**GIVEN PROBLEM:**
Transcribe every line exactly. Leave the pictures behind.

**LISTED ENTRIES:**
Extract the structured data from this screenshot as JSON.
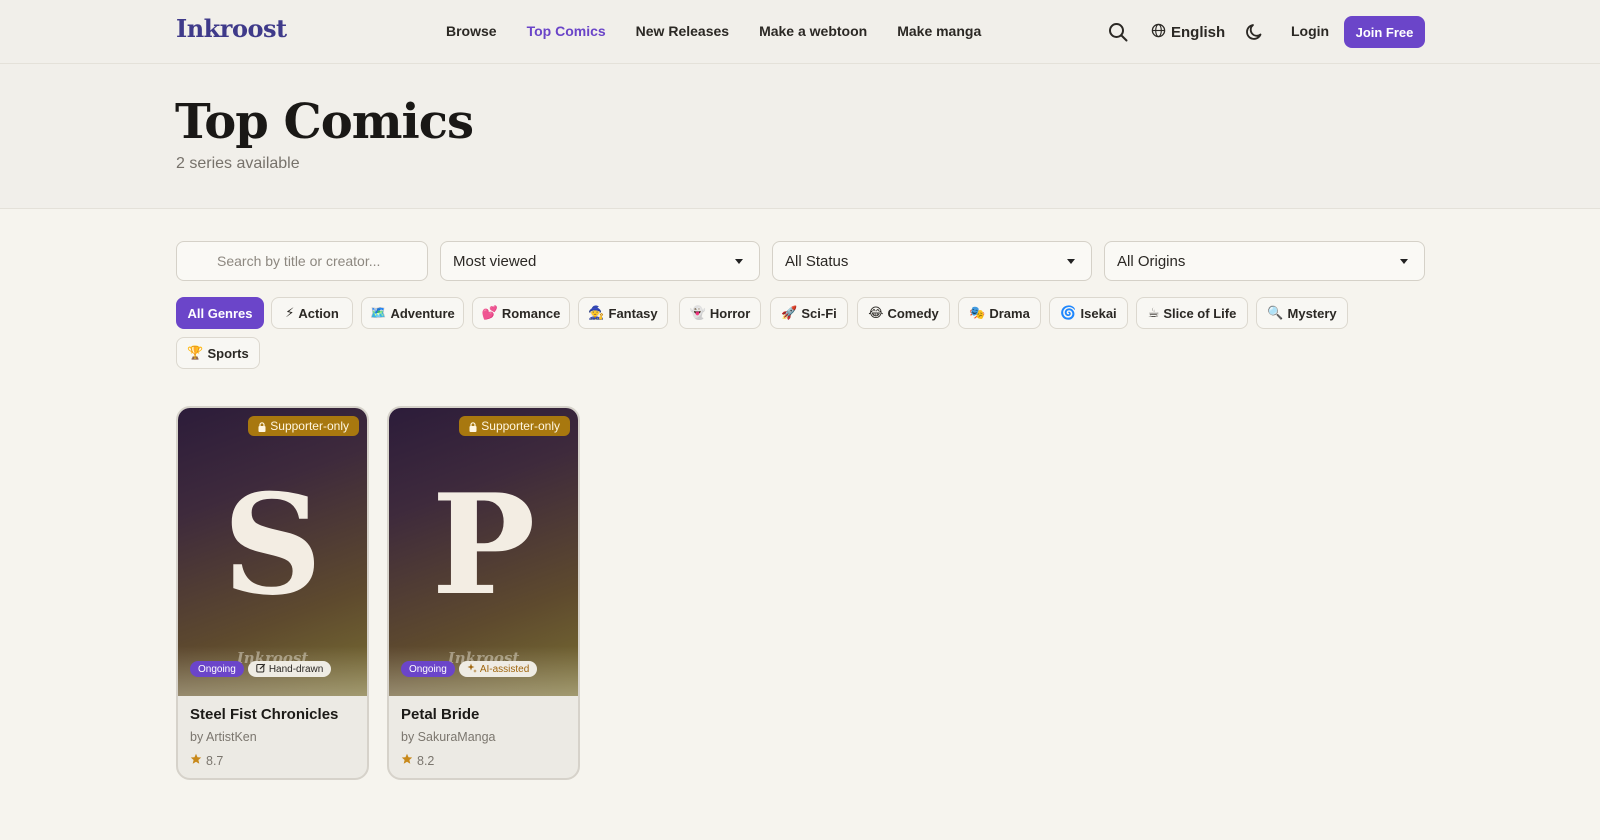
{
  "header": {
    "logo_main": "Inkroost",
    "nav": [
      {
        "label": "Browse",
        "active": false
      },
      {
        "label": "Top Comics",
        "active": true
      },
      {
        "label": "New Releases",
        "active": false
      },
      {
        "label": "Make a webtoon",
        "active": false
      },
      {
        "label": "Make manga",
        "active": false
      }
    ],
    "language": "English",
    "login_label": "Login",
    "join_label": "Join Free",
    "icons": [
      "search-icon",
      "globe-icon",
      "moon-icon"
    ]
  },
  "hero": {
    "title": "Top Comics",
    "subtitle": "2 series available"
  },
  "filters": {
    "search_placeholder": "Search by title or creator...",
    "sort_value": "Most viewed",
    "status_value": "All Status",
    "origin_value": "All Origins"
  },
  "genres": [
    {
      "label": "All Genres",
      "emoji": "",
      "active": true
    },
    {
      "label": "Action",
      "emoji": "⚡",
      "active": false
    },
    {
      "label": "Adventure",
      "emoji": "🗺️",
      "active": false
    },
    {
      "label": "Romance",
      "emoji": "💕",
      "active": false
    },
    {
      "label": "Fantasy",
      "emoji": "🧙",
      "active": false
    },
    {
      "label": "Horror",
      "emoji": "👻",
      "active": false
    },
    {
      "label": "Sci-Fi",
      "emoji": "🚀",
      "active": false
    },
    {
      "label": "Comedy",
      "emoji": "😂",
      "active": false
    },
    {
      "label": "Drama",
      "emoji": "🎭",
      "active": false
    },
    {
      "label": "Isekai",
      "emoji": "🌀",
      "active": false
    },
    {
      "label": "Slice of Life",
      "emoji": "☕",
      "active": false
    },
    {
      "label": "Mystery",
      "emoji": "🔍",
      "active": false
    },
    {
      "label": "Sports",
      "emoji": "🏆",
      "active": false
    }
  ],
  "cards": [
    {
      "letter": "S",
      "watermark": "Inkroost",
      "badge": "Supporter-only",
      "status": "Ongoing",
      "method": "Hand-drawn",
      "method_icon": "pencil-icon",
      "title": "Steel Fist Chronicles",
      "creator": "by ArtistKen",
      "rating": "8.7"
    },
    {
      "letter": "P",
      "watermark": "Inkroost",
      "badge": "Supporter-only",
      "status": "Ongoing",
      "method": "AI-assisted",
      "method_icon": "sparkle-icon",
      "title": "Petal Bride",
      "creator": "by SakuraManga",
      "rating": "8.2"
    }
  ],
  "colors": {
    "accent": "#6b45c9",
    "supporter_badge": "#a8780f",
    "star": "#c8891a",
    "background": "#f6f4ee"
  }
}
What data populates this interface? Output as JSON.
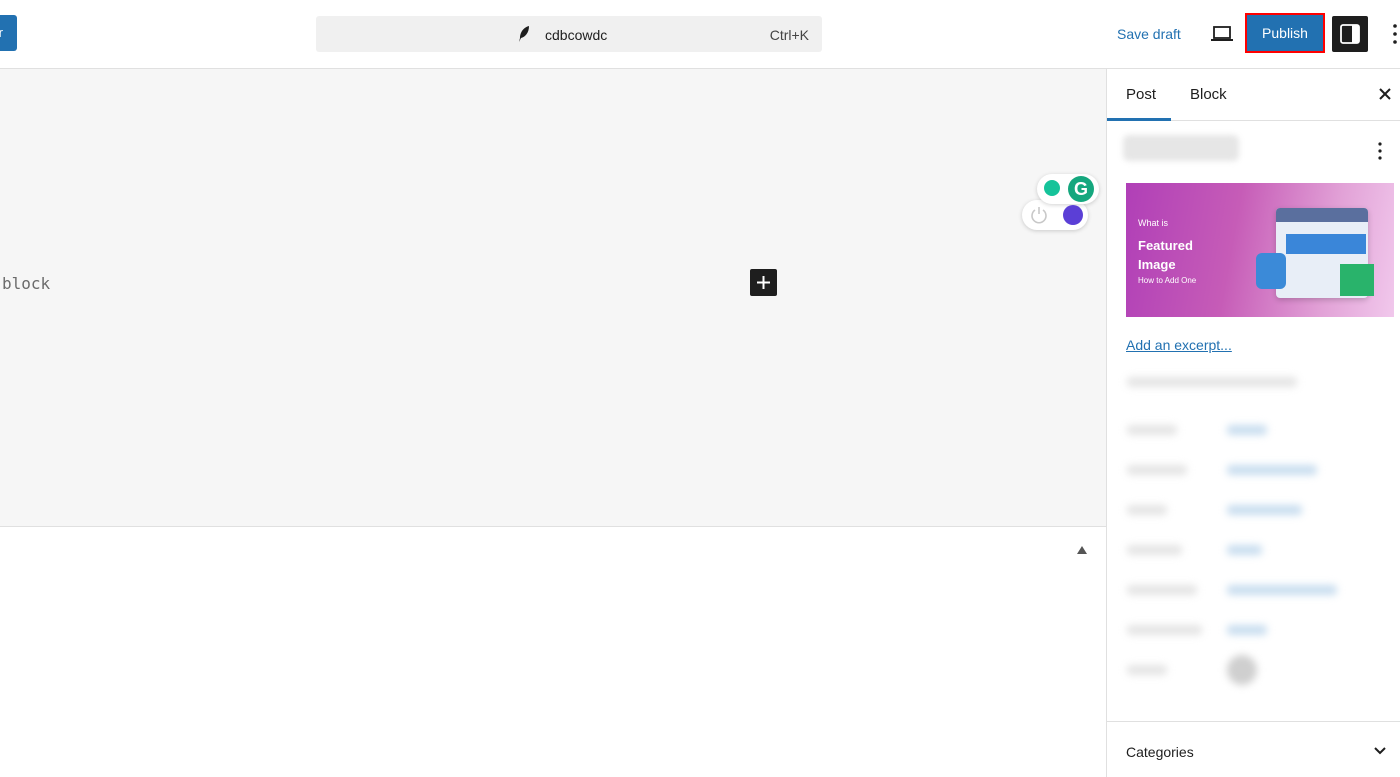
{
  "topbar": {
    "left_button_label": "r",
    "command_bar": {
      "title": "cdbcowdc",
      "shortcut": "Ctrl+K"
    },
    "save_draft_label": "Save draft",
    "publish_label": "Publish"
  },
  "canvas": {
    "block_placeholder": "block"
  },
  "sidebar": {
    "tabs": [
      {
        "label": "Post",
        "active": true
      },
      {
        "label": "Block",
        "active": false
      }
    ],
    "featured_image": {
      "small_text": "What is",
      "line1": "Featured",
      "line2": "Image",
      "subtitle": "How to Add One"
    },
    "excerpt_link": "Add an excerpt...",
    "categories_label": "Categories"
  },
  "colors": {
    "accent": "#2271b1",
    "publish_highlight": "#ff0000",
    "dark_button": "#1e1e1e"
  }
}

**RESPONSE TO THE EXERCISE:**
Extract the structured data from this screenshot as JSON.
{
  "header": {
    "logo_main": "Inkroost",
    "nav": [
      {
        "label": "Browse",
        "active": false
      },
      {
        "label": "Top Comics",
        "active": true
      },
      {
        "label": "New Releases",
        "active": false
      },
      {
        "label": "Make a webtoon",
        "active": false
      },
      {
        "label": "Make manga",
        "active": false
      }
    ],
    "language": "English",
    "login_label": "Login",
    "join_label": "Join Free",
    "icons": [
      "search-icon",
      "globe-icon",
      "moon-icon"
    ]
  },
  "hero": {
    "title": "Top Comics",
    "subtitle": "2 series available"
  },
  "filters": {
    "search_placeholder": "Search by title or creator...",
    "sort_value": "Most viewed",
    "status_value": "All Status",
    "origin_value": "All Origins"
  },
  "genres": [
    {
      "label": "All Genres",
      "emoji": "",
      "active": true
    },
    {
      "label": "Action",
      "emoji": "⚡",
      "active": false
    },
    {
      "label": "Adventure",
      "emoji": "🗺️",
      "active": false
    },
    {
      "label": "Romance",
      "emoji": "💕",
      "active": false
    },
    {
      "label": "Fantasy",
      "emoji": "🧙",
      "active": false
    },
    {
      "label": "Horror",
      "emoji": "👻",
      "active": false
    },
    {
      "label": "Sci-Fi",
      "emoji": "🚀",
      "active": false
    },
    {
      "label": "Comedy",
      "emoji": "😂",
      "active": false
    },
    {
      "label": "Drama",
      "emoji": "🎭",
      "active": false
    },
    {
      "label": "Isekai",
      "emoji": "🌀",
      "active": false
    },
    {
      "label": "Slice of Life",
      "emoji": "☕",
      "active": false
    },
    {
      "label": "Mystery",
      "emoji": "🔍",
      "active": false
    },
    {
      "label": "Sports",
      "emoji": "🏆",
      "active": false
    }
  ],
  "cards": [
    {
      "letter": "S",
      "watermark": "Inkroost",
      "badge": "Supporter-only",
      "status": "Ongoing",
      "method": "Hand-drawn",
      "method_icon": "pencil-icon",
      "title": "Steel Fist Chronicles",
      "creator": "by ArtistKen",
      "rating": "8.7"
    },
    {
      "letter": "P",
      "watermark": "Inkroost",
      "badge": "Supporter-only",
      "status": "Ongoing",
      "method": "AI-assisted",
      "method_icon": "sparkle-icon",
      "title": "Petal Bride",
      "creator": "by SakuraManga",
      "rating": "8.2"
    }
  ],
  "colors": {
    "accent": "#6b45c9",
    "supporter_badge": "#a8780f",
    "star": "#c8891a",
    "background": "#f6f4ee"
  }
}
What data populates this interface? Output as JSON.
{
  "topbar": {
    "left_button_label": "r",
    "command_bar": {
      "title": "cdbcowdc",
      "shortcut": "Ctrl+K"
    },
    "save_draft_label": "Save draft",
    "publish_label": "Publish"
  },
  "canvas": {
    "block_placeholder": "block"
  },
  "sidebar": {
    "tabs": [
      {
        "label": "Post",
        "active": true
      },
      {
        "label": "Block",
        "active": false
      }
    ],
    "featured_image": {
      "small_text": "What is",
      "line1": "Featured",
      "line2": "Image",
      "subtitle": "How to Add One"
    },
    "excerpt_link": "Add an excerpt...",
    "categories_label": "Categories"
  },
  "colors": {
    "accent": "#2271b1",
    "publish_highlight": "#ff0000",
    "dark_button": "#1e1e1e"
  }
}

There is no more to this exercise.